§ **Written request**: Keep only the lines where "Bâtiment" appears.

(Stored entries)
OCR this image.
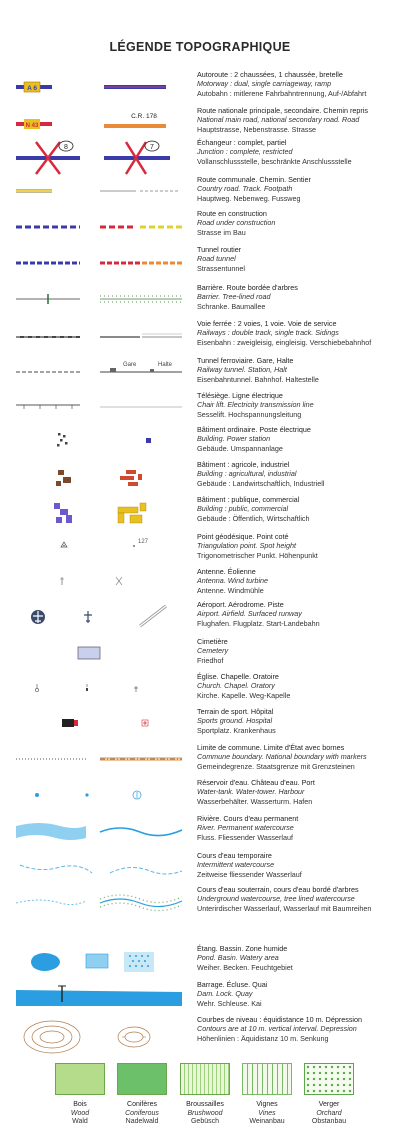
LÉGENDE TOPOGRAPHIQUE
A 6
Autoroute : 2 chaussées, 1 chaussée, bretelle
Motorway : dual, single carriageway, ramp
Autobahn : mitlerene Fahrbahntrennung, Auf-/Abfahrt
N 43
C.R. 178
Route nationale principale, secondaire. Chemin repris
National main road, national secondary road. Road
Hauptstrasse, Nebenstrasse. Strasse
8	7
Échangeur : complet, partiel
Junction : complete, restricted
Vollanschlussstelle, beschränkte Anschlussstelle
Route communale. Chemin. Sentier
Country road. Track. Footpath
Hauptweg. Nebenweg. Fussweg
Route en construction
Road under construction
Strasse im Bau
Tunnel routier
Road tunnel
Strassentunnel
Barrière. Route bordée d'arbres
Barrier. Tree-lined road
Schranke. Baumallee
Voie ferrée : 2 voies, 1 voie. Voie de service
Railways : double track, single track. Sidings
Eisenbahn : zweigleisig, eingleisig. Verschiebebahnhof
Gare	Halte	Tunnel ferroviaire. Gare, Halte
Railway tunnel. Station, Halt
Eisenbahntunnel. Bahnhof. Haltestelle
Télésiège. Ligne électrique
Chair lift. Electricity transmission line
Sesselift. Hochspannungsleitung
Bâtiment ordinaire. Poste électrique
Building. Power station
Gebäude. Umspannanlage
Bâtiment : agricole, industriel
Building : agricultural, industrial
Gebäude : Landwirtschaftlich, Industriell
Bâtiment : publique, commercial
Building : public, commercial
Gebäude : Öffentlich, Wirtschaftlich
127
Point géodésique. Point coté
Triangulation point. Spot height
Trigonometrischer Punkt. Höhenpunkt
Antenne. Éolienne
Antenna. Wind turbine
Antenne. Windmühle
Aéroport. Aérodrome. Piste
Airport. Airfield. Surfaced runway
Flughafen. Flugplatz. Start-Landebahn
Cimetière
Cemetery
Friedhof
Église. Chapelle. Oratoire
Church. Chapel. Oratory
Kirche. Kapelle. Weg-Kapelle
Terrain de sport. Hôpital
Sports ground. Hospital
Sportplatz. Krankenhaus
Limite de commune. Limite d'État avec bornes
Commune boundary. National boundary with markers
Gemeindegrenze. Staatsgrenze mit Grenzsteinen
Réservoir d'eau. Château d'eau. Port
Water-tank. Water-tower. Harbour
Wasserbehälter. Wasserturm. Hafen
Rivière. Cours d'eau permanent
River. Permanent watercourse
Fluss. Fliessender Wasserlauf
Cours d'eau temporaire
Intermittent watercourse
Zeitweise fliessender Wasserlauf
Cours d'eau souterrain, cours d'eau bordé d'arbres
Underground watercourse, tree lined watercourse
Unterirdischer Wasserlauf, Wasserlauf mit Baumreihen
Étang. Bassin. Zone humide
Pond. Basin. Watery area
Weiher. Becken. Feuchtgebiet
Barrage. Écluse. Quai
Dam. Lock. Quay
Wehr. Schleuse. Kai
Courbes de niveau : équidistance 10 m. Dépression
Contours are at 10 m. vertical interval. Depression
Höhenlinien : Äquidistanz 10 m. Senkung
Bois
Wood
Wald
Conifères
Coniferous
Nadelwald
Broussailles
Brushwood
Gebüsch
Vignes
Vines
Weinanbau
Verger
Orchard
Obstanbau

§ **Right answer**:
Bâtiment ordinaire. Poste électrique
Bâtiment : agricole, industriel
Bâtiment : publique, commercial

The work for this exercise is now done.